> **Task goal**
Transcribe, without alteration, the portion of the lines below that opens with the line containing "data-point[interactable] — [456, 180, 460, 184]" and closes with the line containing "data-point[interactable] — [582, 255, 586, 259]", both included.

○ ○ ○

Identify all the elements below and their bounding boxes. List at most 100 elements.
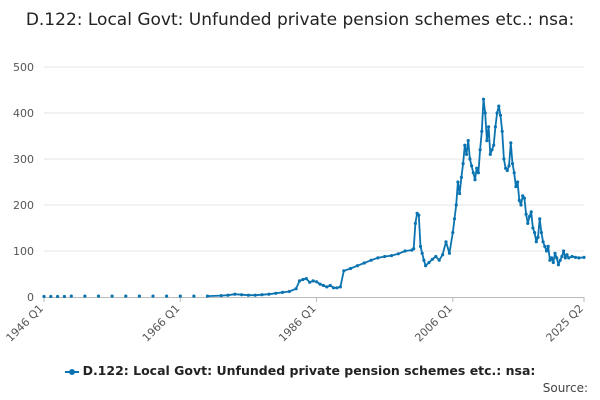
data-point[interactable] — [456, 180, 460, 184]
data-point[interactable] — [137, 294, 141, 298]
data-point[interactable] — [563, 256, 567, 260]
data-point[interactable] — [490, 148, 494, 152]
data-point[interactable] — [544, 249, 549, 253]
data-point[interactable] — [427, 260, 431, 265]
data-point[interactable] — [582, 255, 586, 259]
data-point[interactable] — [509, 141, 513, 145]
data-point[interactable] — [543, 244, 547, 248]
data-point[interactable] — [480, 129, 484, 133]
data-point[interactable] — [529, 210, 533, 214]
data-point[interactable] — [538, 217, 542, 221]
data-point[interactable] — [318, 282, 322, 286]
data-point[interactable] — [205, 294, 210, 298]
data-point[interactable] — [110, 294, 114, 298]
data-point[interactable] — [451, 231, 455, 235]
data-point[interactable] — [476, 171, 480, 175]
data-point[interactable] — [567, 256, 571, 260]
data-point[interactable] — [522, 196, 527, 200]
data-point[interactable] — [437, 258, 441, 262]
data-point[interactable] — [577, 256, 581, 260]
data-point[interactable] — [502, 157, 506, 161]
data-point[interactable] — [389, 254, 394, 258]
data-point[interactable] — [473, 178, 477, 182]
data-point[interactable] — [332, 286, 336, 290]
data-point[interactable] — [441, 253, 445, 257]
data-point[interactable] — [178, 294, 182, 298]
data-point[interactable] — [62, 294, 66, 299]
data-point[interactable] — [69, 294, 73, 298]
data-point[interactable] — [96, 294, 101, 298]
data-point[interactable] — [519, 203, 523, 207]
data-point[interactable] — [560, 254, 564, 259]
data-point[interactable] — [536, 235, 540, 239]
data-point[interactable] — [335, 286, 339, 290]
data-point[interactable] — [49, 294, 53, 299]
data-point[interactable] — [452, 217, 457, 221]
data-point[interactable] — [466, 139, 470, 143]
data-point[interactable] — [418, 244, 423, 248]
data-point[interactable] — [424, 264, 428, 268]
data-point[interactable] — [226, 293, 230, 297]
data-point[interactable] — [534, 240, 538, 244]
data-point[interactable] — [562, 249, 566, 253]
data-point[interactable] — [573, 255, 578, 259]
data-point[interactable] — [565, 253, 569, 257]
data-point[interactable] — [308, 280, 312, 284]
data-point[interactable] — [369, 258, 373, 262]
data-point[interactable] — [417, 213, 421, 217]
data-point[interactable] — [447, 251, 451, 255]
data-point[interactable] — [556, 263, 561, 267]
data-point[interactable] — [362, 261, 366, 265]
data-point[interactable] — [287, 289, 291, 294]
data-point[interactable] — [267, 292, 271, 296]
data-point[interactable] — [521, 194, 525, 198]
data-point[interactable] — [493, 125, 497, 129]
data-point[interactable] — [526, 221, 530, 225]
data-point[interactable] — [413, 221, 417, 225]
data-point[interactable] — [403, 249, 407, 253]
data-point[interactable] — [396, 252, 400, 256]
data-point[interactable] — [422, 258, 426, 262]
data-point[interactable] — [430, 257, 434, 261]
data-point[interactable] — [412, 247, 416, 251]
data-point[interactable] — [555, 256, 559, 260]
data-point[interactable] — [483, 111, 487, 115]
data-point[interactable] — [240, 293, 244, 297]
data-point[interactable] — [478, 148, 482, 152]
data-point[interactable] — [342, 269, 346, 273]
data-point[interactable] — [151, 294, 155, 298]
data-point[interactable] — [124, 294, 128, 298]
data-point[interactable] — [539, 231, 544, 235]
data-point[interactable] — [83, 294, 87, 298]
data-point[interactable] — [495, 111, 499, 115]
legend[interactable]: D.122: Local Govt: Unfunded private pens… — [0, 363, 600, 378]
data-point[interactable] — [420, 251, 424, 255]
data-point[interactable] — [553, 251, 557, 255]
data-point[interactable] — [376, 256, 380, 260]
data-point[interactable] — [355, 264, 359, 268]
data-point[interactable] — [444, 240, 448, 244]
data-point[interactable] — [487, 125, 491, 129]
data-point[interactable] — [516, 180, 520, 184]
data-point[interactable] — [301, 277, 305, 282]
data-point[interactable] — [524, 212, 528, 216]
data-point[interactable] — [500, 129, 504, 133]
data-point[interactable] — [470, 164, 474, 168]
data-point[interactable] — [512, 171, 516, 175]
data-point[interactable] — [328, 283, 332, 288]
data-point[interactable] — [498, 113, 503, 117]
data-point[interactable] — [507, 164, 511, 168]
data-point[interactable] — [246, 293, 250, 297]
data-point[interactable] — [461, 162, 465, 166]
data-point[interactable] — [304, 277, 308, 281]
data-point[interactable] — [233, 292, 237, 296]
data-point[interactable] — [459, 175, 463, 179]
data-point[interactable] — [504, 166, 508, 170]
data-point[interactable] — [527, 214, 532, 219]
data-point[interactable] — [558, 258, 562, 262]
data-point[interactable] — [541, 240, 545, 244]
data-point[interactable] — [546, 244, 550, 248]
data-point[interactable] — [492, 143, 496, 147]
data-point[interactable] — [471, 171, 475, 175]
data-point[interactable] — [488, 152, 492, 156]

○ ○ ○

> **Task response**
data-point[interactable] — [456, 180, 460, 184]
data-point[interactable] — [137, 294, 141, 298]
data-point[interactable] — [563, 256, 567, 260]
data-point[interactable] — [490, 148, 494, 152]
data-point[interactable] — [544, 249, 549, 253]
data-point[interactable] — [427, 260, 431, 265]
data-point[interactable] — [582, 255, 586, 259]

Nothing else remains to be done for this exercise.